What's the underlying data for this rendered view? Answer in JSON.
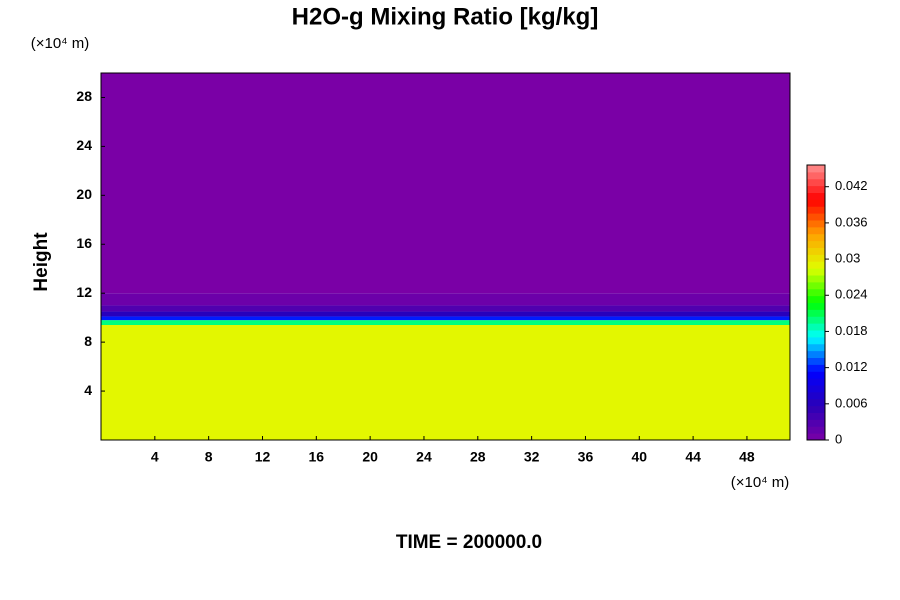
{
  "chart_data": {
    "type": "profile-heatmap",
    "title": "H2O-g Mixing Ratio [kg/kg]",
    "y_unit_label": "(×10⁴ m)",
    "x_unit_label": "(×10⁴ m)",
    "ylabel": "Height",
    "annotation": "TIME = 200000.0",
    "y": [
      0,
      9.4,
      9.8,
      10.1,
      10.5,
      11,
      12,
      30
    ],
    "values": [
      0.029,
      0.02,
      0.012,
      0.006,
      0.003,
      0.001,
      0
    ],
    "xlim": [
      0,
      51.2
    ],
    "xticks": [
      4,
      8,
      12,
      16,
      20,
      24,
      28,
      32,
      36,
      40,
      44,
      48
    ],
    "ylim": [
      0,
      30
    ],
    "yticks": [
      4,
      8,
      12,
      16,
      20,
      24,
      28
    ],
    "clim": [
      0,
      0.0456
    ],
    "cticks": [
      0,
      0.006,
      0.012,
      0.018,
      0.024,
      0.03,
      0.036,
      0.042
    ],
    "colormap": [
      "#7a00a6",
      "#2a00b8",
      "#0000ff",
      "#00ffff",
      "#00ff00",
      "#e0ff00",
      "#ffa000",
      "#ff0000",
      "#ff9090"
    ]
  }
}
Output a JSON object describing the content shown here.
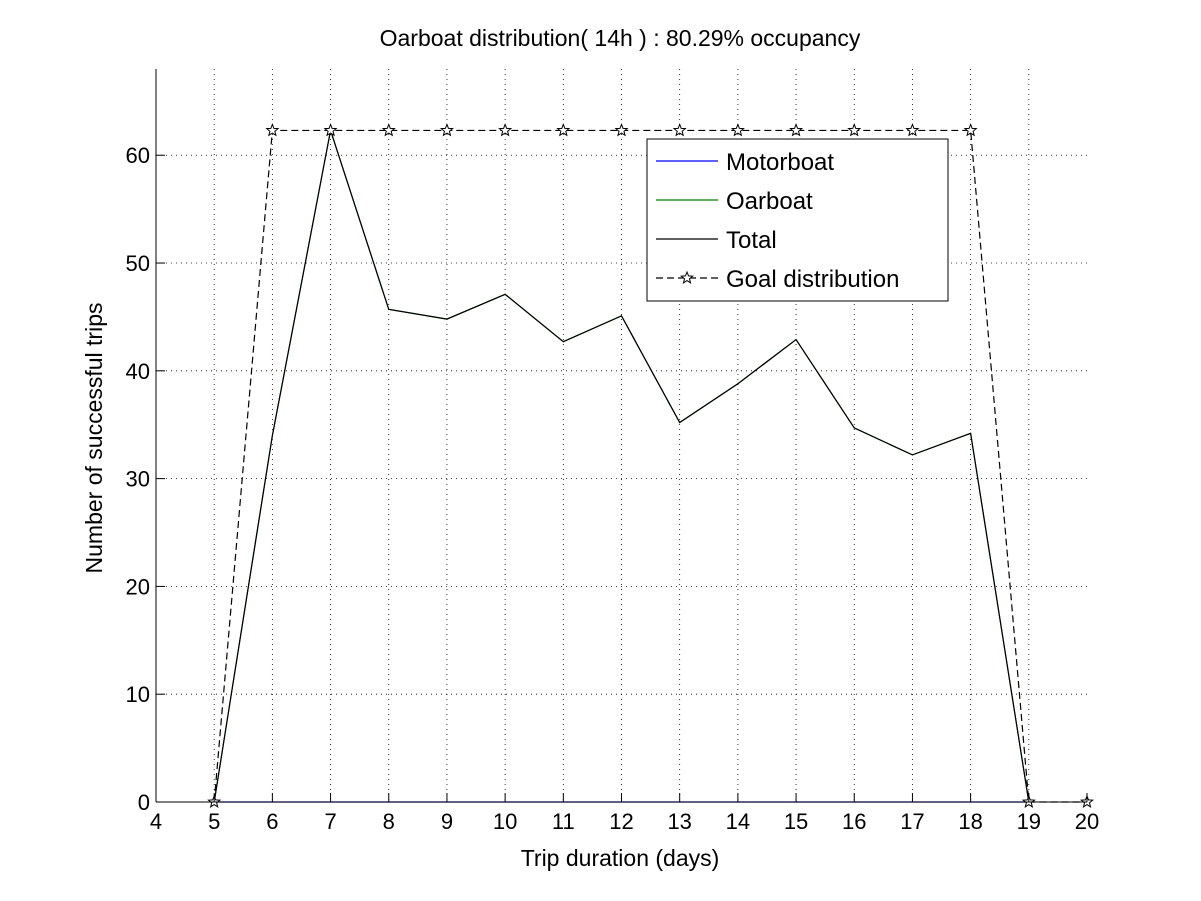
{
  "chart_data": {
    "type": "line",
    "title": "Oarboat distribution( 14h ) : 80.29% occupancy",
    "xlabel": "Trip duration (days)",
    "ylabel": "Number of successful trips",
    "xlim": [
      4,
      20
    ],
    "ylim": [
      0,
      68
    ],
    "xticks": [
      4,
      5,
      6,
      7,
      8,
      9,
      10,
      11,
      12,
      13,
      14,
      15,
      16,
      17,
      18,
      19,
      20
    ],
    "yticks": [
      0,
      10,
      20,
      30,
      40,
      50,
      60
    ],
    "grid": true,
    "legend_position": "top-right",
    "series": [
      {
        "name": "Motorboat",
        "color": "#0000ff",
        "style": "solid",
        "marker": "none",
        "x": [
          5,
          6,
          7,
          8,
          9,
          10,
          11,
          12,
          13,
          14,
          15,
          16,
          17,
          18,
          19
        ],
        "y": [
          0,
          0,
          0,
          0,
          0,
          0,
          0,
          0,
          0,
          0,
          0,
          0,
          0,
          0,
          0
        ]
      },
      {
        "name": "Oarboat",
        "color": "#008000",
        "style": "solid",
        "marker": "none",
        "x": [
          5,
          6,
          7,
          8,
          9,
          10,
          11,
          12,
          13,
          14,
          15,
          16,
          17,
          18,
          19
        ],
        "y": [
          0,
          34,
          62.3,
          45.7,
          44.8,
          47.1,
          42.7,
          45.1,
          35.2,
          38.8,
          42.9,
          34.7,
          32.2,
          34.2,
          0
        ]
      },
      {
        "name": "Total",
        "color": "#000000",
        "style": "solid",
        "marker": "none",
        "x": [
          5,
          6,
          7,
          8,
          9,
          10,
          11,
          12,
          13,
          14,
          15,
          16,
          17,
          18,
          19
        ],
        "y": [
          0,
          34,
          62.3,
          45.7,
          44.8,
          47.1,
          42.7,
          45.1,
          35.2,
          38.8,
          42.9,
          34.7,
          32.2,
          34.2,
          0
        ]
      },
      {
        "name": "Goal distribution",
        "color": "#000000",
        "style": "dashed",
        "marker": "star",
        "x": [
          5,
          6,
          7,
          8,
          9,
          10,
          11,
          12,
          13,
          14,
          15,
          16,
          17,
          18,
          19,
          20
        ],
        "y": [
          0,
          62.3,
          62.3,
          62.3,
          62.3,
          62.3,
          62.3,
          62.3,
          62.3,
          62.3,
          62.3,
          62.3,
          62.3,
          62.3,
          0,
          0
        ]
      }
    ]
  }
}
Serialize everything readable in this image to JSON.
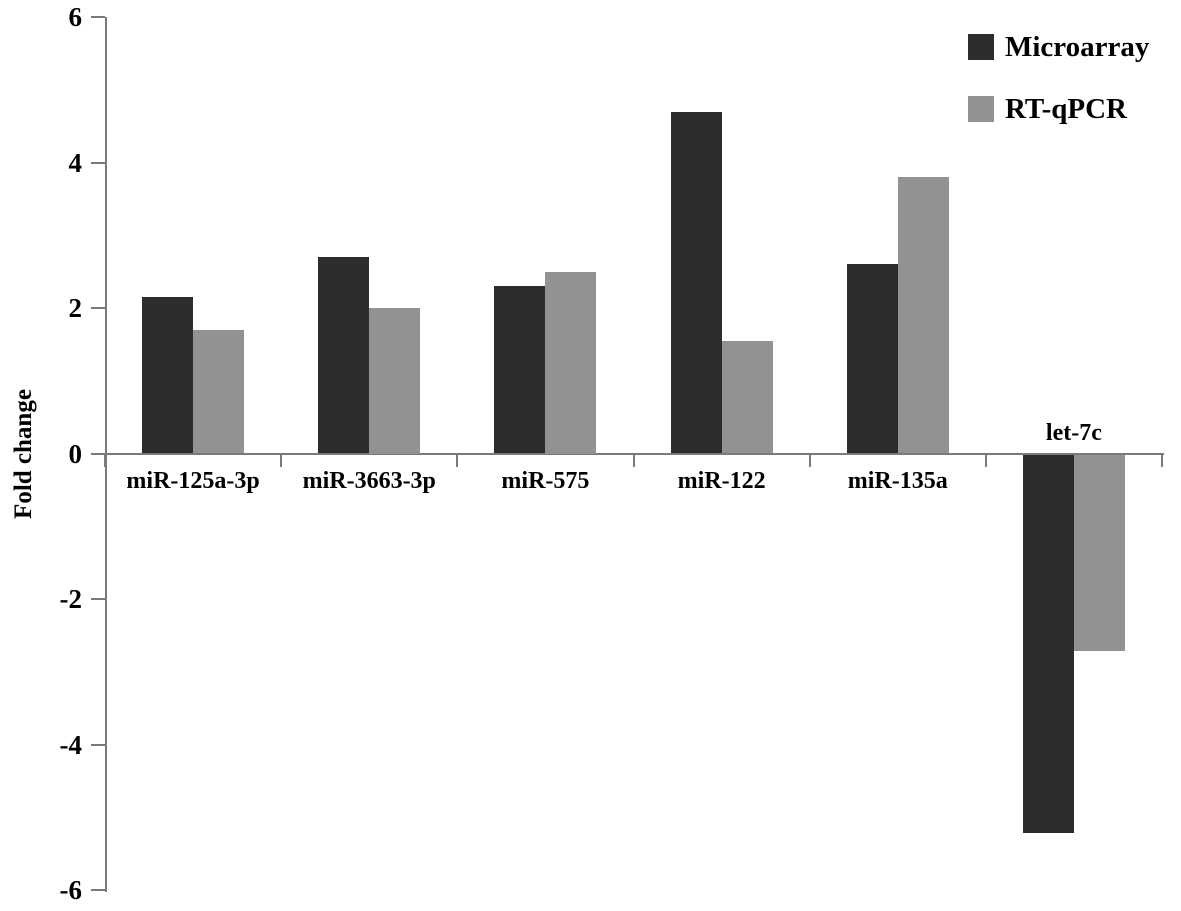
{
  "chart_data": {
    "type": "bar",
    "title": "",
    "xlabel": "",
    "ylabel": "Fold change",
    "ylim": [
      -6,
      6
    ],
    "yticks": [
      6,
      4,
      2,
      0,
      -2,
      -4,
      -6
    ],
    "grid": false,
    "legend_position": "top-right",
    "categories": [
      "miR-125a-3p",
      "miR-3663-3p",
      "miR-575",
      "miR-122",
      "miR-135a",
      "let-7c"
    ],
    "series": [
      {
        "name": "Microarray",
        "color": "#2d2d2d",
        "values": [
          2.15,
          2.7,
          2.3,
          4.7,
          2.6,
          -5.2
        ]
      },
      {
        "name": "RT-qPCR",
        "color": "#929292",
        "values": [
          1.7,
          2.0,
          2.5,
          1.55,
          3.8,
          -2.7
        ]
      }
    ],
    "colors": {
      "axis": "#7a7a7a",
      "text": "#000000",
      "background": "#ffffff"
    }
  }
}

---

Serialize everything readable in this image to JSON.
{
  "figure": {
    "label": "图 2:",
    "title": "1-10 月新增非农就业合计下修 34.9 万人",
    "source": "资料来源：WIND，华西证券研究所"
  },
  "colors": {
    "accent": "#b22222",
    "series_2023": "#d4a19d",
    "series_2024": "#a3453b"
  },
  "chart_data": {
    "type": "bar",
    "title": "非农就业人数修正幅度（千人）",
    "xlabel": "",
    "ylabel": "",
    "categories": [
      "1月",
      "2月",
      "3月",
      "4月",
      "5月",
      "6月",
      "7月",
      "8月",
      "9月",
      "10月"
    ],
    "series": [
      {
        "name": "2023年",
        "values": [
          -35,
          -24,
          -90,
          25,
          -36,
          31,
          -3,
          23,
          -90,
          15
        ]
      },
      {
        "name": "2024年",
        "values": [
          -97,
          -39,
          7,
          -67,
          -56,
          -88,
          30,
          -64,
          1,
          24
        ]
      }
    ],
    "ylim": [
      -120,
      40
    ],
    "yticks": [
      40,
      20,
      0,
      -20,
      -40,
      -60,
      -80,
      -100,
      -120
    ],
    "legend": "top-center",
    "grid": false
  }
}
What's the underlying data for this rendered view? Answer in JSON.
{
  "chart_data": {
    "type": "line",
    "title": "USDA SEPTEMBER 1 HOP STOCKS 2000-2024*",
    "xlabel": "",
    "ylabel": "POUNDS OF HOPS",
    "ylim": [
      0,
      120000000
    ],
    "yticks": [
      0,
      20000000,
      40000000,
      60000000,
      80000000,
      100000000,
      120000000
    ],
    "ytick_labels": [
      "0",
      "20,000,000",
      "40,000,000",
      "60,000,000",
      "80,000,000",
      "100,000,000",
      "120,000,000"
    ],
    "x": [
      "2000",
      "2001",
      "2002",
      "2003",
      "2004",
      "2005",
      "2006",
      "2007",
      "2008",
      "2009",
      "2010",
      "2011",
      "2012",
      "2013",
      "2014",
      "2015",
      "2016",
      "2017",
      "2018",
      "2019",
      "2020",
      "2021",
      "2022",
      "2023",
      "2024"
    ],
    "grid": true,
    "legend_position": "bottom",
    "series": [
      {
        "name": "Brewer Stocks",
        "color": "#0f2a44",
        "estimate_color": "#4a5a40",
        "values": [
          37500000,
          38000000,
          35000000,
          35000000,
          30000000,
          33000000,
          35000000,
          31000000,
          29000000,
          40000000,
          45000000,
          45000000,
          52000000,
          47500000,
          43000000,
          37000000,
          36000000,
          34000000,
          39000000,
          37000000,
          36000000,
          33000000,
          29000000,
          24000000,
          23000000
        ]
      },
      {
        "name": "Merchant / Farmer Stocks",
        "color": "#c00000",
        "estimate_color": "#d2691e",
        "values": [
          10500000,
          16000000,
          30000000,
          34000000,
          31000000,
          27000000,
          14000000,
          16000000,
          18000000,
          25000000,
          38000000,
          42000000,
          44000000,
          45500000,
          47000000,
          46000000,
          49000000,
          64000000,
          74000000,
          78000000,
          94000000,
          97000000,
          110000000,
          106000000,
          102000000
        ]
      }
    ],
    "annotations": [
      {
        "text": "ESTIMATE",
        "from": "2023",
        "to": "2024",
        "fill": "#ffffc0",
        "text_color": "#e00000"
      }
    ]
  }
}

...

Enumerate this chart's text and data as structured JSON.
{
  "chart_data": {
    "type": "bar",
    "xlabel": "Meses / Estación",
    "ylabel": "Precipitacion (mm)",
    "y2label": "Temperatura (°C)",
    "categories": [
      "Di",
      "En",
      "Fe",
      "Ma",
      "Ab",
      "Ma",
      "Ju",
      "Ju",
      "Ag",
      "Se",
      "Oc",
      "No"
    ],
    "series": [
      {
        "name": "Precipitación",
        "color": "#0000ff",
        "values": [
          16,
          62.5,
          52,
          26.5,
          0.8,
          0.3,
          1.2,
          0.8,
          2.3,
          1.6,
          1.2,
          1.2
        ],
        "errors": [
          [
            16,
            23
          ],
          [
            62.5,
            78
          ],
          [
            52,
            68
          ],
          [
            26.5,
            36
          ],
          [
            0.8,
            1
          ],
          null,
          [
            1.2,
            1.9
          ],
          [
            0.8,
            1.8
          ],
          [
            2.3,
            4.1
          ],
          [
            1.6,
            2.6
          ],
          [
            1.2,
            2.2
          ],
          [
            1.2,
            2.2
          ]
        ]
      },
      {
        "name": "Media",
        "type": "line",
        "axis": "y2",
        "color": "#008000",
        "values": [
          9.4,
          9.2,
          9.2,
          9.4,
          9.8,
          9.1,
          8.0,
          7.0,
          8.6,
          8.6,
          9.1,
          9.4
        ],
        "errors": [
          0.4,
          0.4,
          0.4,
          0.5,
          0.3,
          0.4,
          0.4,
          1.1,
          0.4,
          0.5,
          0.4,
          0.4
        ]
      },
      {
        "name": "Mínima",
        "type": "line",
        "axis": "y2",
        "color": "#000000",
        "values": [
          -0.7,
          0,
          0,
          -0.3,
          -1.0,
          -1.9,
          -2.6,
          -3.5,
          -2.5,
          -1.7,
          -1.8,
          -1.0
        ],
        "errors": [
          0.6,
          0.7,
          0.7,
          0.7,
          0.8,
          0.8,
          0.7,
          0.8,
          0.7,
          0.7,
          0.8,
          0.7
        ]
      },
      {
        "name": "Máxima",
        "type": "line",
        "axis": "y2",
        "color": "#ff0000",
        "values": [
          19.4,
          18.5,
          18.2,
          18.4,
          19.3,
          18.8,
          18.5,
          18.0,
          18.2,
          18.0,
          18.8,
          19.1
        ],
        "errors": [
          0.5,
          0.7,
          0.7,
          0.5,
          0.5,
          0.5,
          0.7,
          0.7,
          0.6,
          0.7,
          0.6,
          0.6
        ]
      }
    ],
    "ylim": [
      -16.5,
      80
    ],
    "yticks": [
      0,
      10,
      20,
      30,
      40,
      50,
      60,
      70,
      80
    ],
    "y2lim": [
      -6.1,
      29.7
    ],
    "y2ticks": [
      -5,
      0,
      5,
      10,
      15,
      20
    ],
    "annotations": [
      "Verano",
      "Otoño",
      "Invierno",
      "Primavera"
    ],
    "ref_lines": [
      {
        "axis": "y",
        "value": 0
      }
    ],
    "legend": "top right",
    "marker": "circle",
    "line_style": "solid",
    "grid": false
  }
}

_Prompt_. Show every line from the entries above in which "title" appears.

_Reply to the exercise_.
    "title": "H2O-g Mixing Ratio [kg/kg]",
    "title": "Oarboat distribution( 14h ) : 80.29% occupancy",
    "title": "",
    "title": "1-10 月新增非农就业合计下修 34.9 万人",
    "title": "非农就业人数修正幅度（千人）",
    "title": "USDA SEPTEMBER 1 HOP STOCKS 2000-2024*",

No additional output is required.